# TASK DETAILS
For every line in the data below that contains "践行企业价值观", copy the line.

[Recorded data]
*-*-*

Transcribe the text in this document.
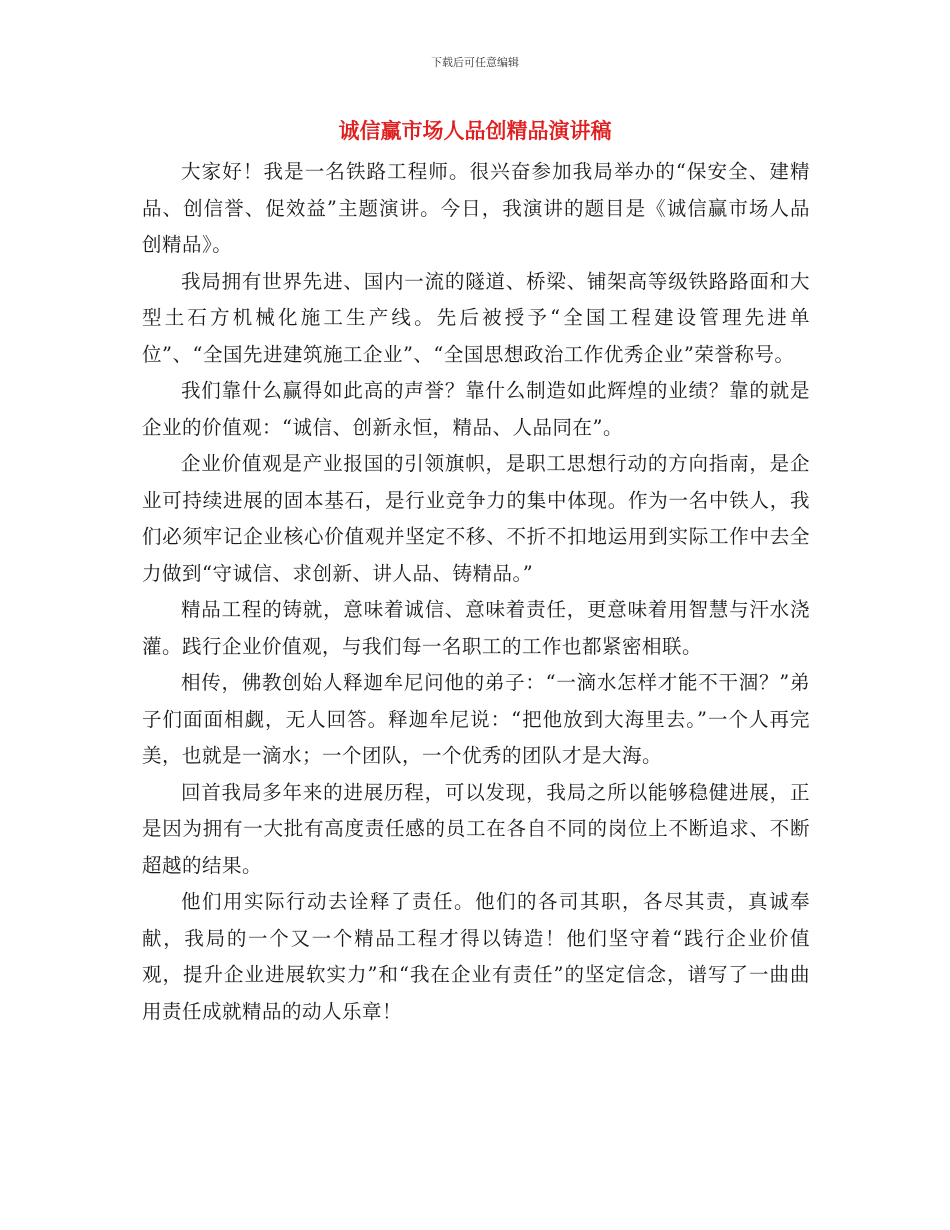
下载后可任意编辑
诚信赢市场人品创精品演讲稿

大家好！我是一名铁路工程师。很兴奋参加我局举办的“保安全、建精品、创信誉、促效益”主题演讲。今日，我演讲的题目是《诚信赢市场人品创精品》。

我局拥有世界先进、国内一流的隧道、桥梁、铺架高等级铁路路面和大型土石方机械化施工生产线。先后被授予“全国工程建设管理先进单位”、“全国先进建筑施工企业”、“全国思想政治工作优秀企业”荣誉称号。

我们靠什么赢得如此高的声誉？靠什么制造如此辉煌的业绩？靠的就是企业的价值观：“诚信、创新永恒，精品、人品同在”。

企业价值观是产业报国的引领旗帜，是职工思想行动的方向指南，是企业可持续进展的固本基石，是行业竞争力的集中体现。作为一名中铁人，我们必须牢记企业核心价值观并坚定不移、不折不扣地运用到实际工作中去全力做到“守诚信、求创新、讲人品、铸精品。”

精品工程的铸就，意味着诚信、意味着责任，更意味着用智慧与汗水浇灌。践行企业价值观，与我们每一名职工的工作也都紧密相联。

相传，佛教创始人释迦牟尼问他的弟子：“一滴水怎样才能不干涸？”弟子们面面相觑，无人回答。释迦牟尼说：“把他放到大海里去。”一个人再完美，也就是一滴水；一个团队，一个优秀的团队才是大海。

回首我局多年来的进展历程，可以发现，我局之所以能够稳健进展，正是因为拥有一大批有高度责任感的员工在各自不同的岗位上不断追求、不断超越的结果。

他们用实际行动去诠释了责任。他们的各司其职，各尽其责，真诚奉献，我局的一个又一个精品工程才得以铸造！他们坚守着“践行企业价值观，提升企业进展软实力”和“我在企业有责任”的坚定信念，谱写了一曲曲用责任成就精品的动人乐章！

*-*-*

# ANSWER BELOW
精品工程的铸就，意味着诚信、意味着责任，更意味着用智慧与汗水浇灌。践行企业价值观，与我们每一名职工的工作也都紧密相联。
他们用实际行动去诠释了责任。他们的各司其职，各尽其责，真诚奉献，我局的一个又一个精品工程才得以铸造！他们坚守着“践行企业价值观，提升企业进展软实力”和“我在企业有责任”的坚定信念，谱写了一曲曲用责任成就精品的动人乐章！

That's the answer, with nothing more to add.